# REQUIRED WORK
Would it be possible to write out each entry below exactly, without the pictures?

# ENTRIES SHOWN
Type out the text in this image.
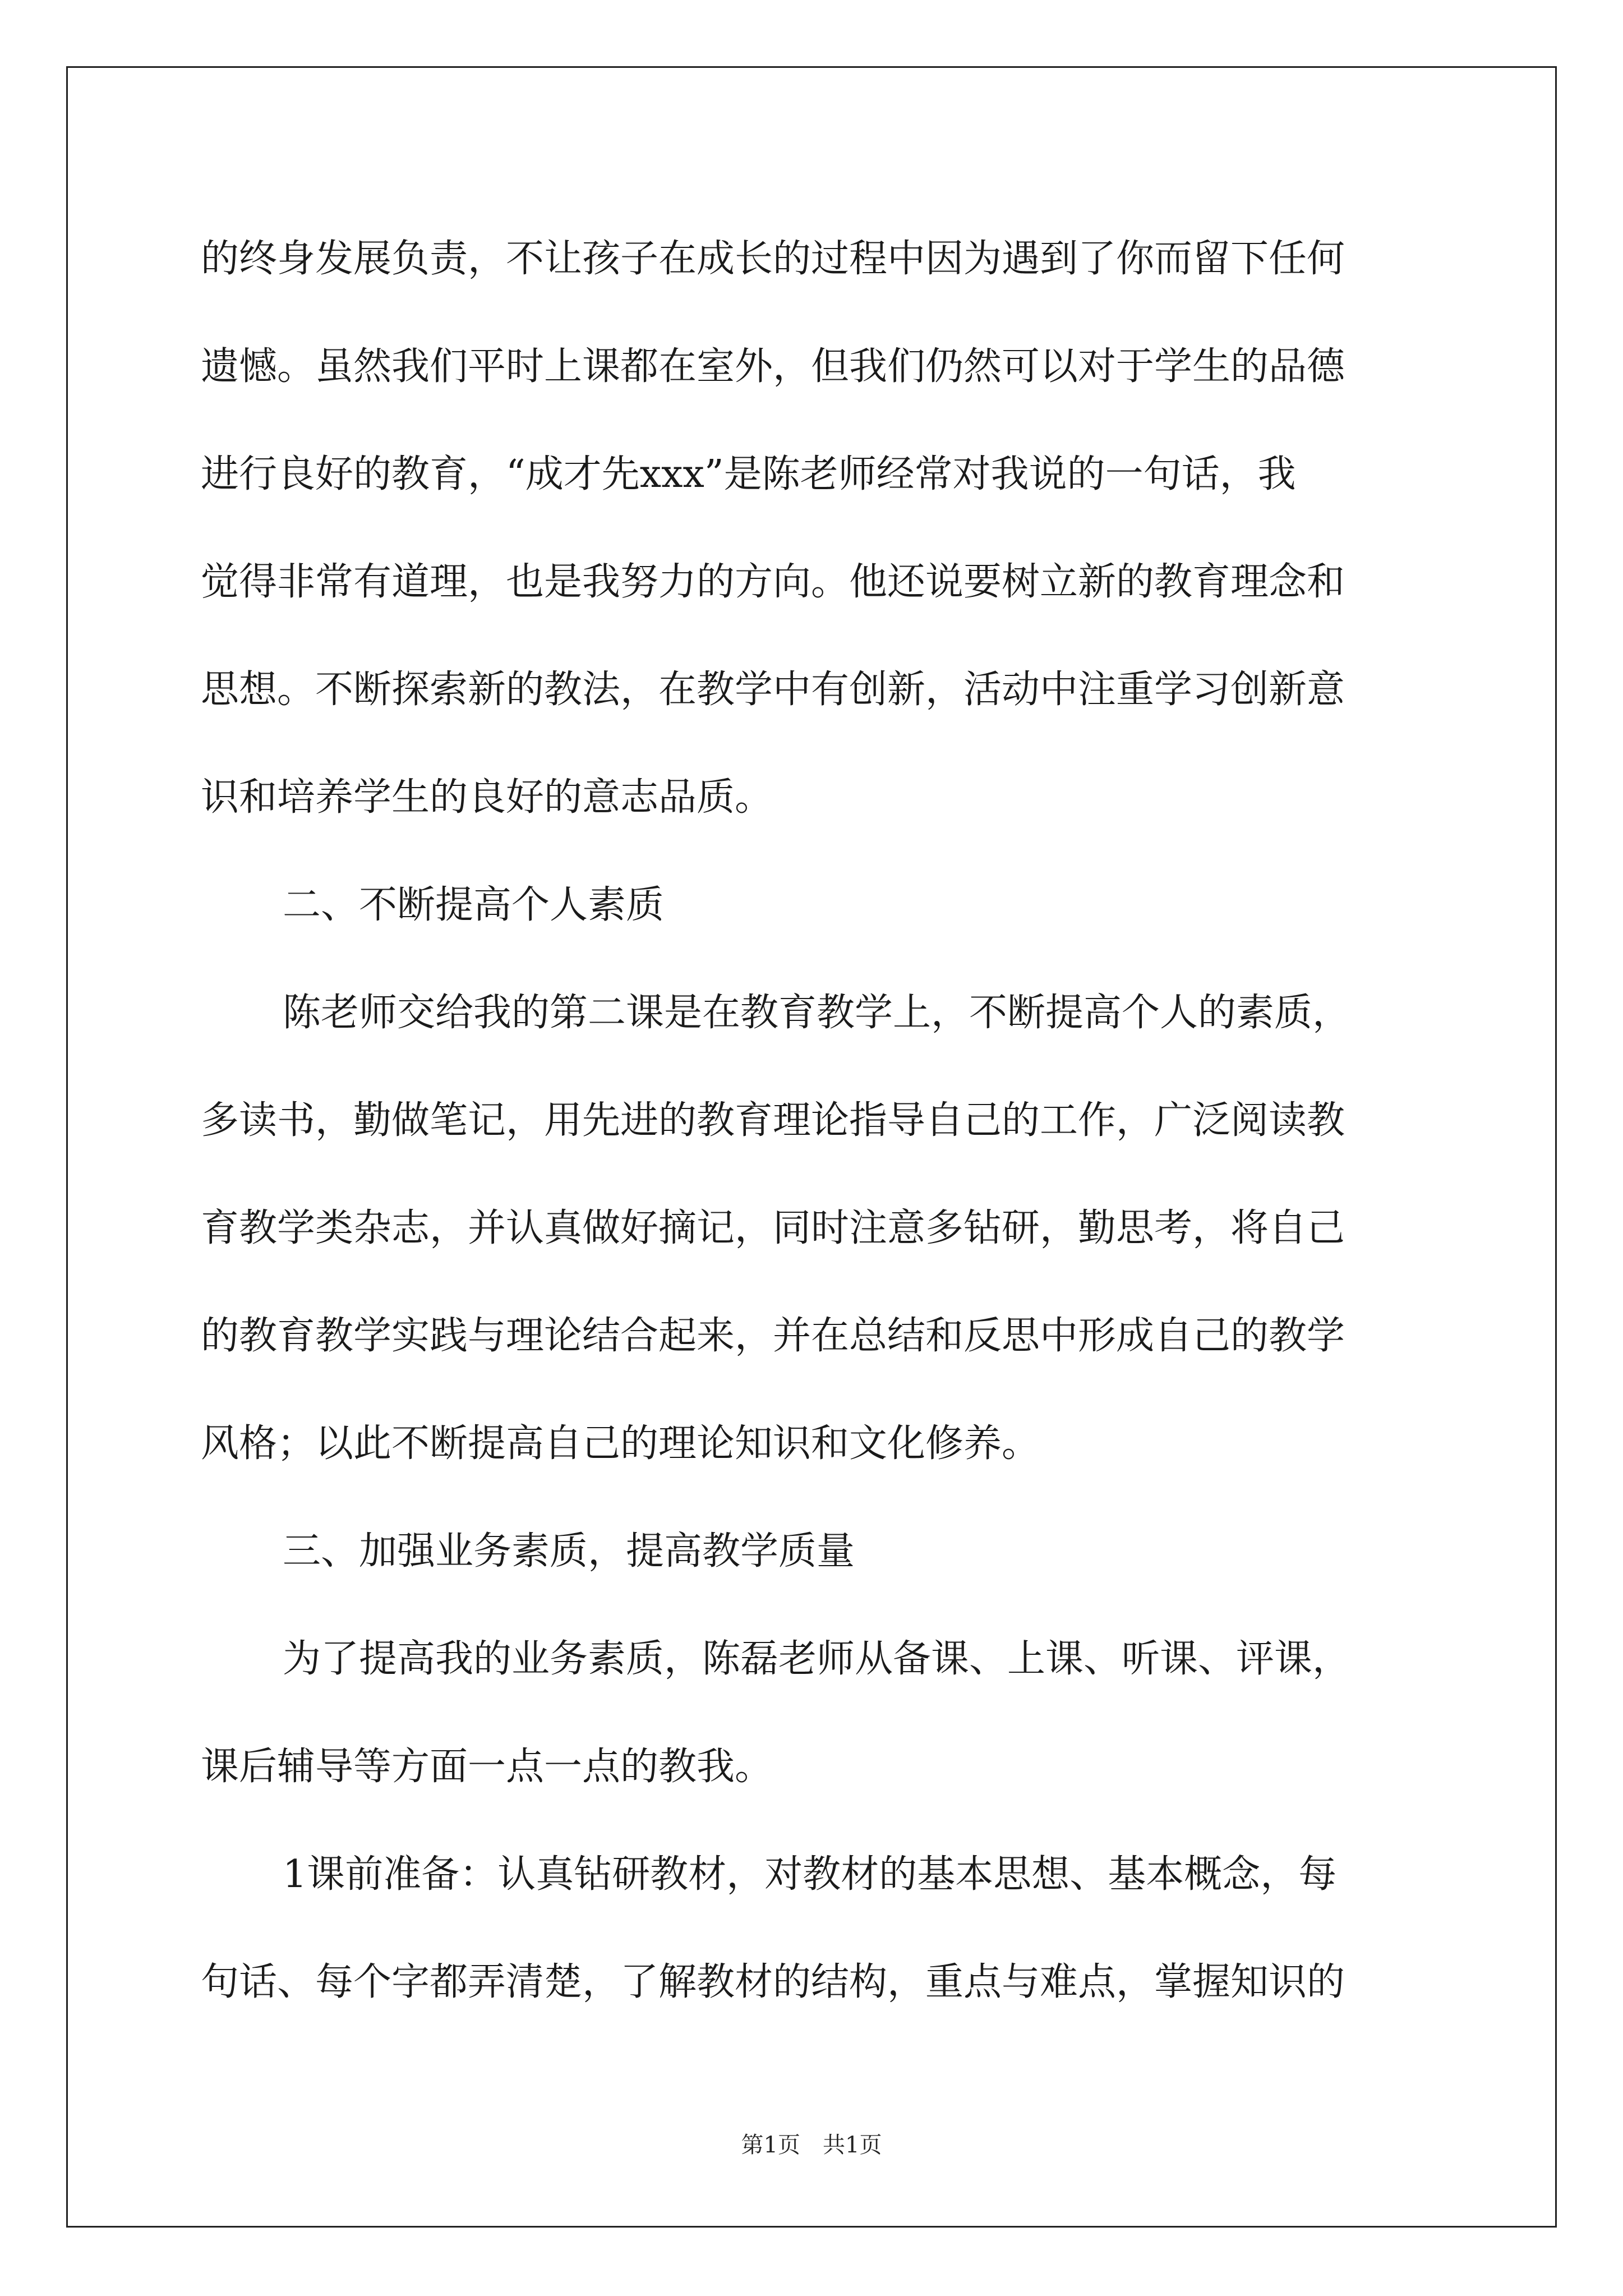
的终身发展负责，不让孩子在成长的过程中因为遇到了你而留下任何
遗憾。虽然我们平时上课都在室外，但我们仍然可以对于学生的品德
进行良好的教育，“成才先xxx”是陈老师经常对我说的一句话，我
觉得非常有道理，也是我努力的方向。他还说要树立新的教育理念和
思想。不断探索新的教法，在教学中有创新，活动中注重学习创新意
识和培养学生的良好的意志品质。
二、不断提高个人素质
陈老师交给我的第二课是在教育教学上，不断提高个人的素质，
多读书，勤做笔记，用先进的教育理论指导自己的工作，广泛阅读教
育教学类杂志，并认真做好摘记，同时注意多钻研，勤思考，将自己
的教育教学实践与理论结合起来，并在总结和反思中形成自己的教学
风格；以此不断提高自己的理论知识和文化修养。
三、加强业务素质，提高教学质量
为了提高我的业务素质，陈磊老师从备课、上课、听课、评课，
课后辅导等方面一点一点的教我。
1课前准备：认真钻研教材，对教材的基本思想、基本概念，每
句话、每个字都弄清楚，了解教材的结构，重点与难点，掌握知识的
第1页 共1页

# WORKED ANSWER
Type out the text in this image.
的终身发展负责，不让孩子在成长的过程中因为遇到了你而留下任何
遗憾。虽然我们平时上课都在室外，但我们仍然可以对于学生的品德
进行良好的教育，“成才先xxx”是陈老师经常对我说的一句话，我
觉得非常有道理，也是我努力的方向。他还说要树立新的教育理念和
思想。不断探索新的教法，在教学中有创新，活动中注重学习创新意
识和培养学生的良好的意志品质。
二、不断提高个人素质
陈老师交给我的第二课是在教育教学上，不断提高个人的素质，
多读书，勤做笔记，用先进的教育理论指导自己的工作，广泛阅读教
育教学类杂志，并认真做好摘记，同时注意多钻研，勤思考，将自己
的教育教学实践与理论结合起来，并在总结和反思中形成自己的教学
风格；以此不断提高自己的理论知识和文化修养。
三、加强业务素质，提高教学质量
为了提高我的业务素质，陈磊老师从备课、上课、听课、评课，
课后辅导等方面一点一点的教我。
1课前准备：认真钻研教材，对教材的基本思想、基本概念，每
句话、每个字都弄清楚，了解教材的结构，重点与难点，掌握知识的
第1页 共1页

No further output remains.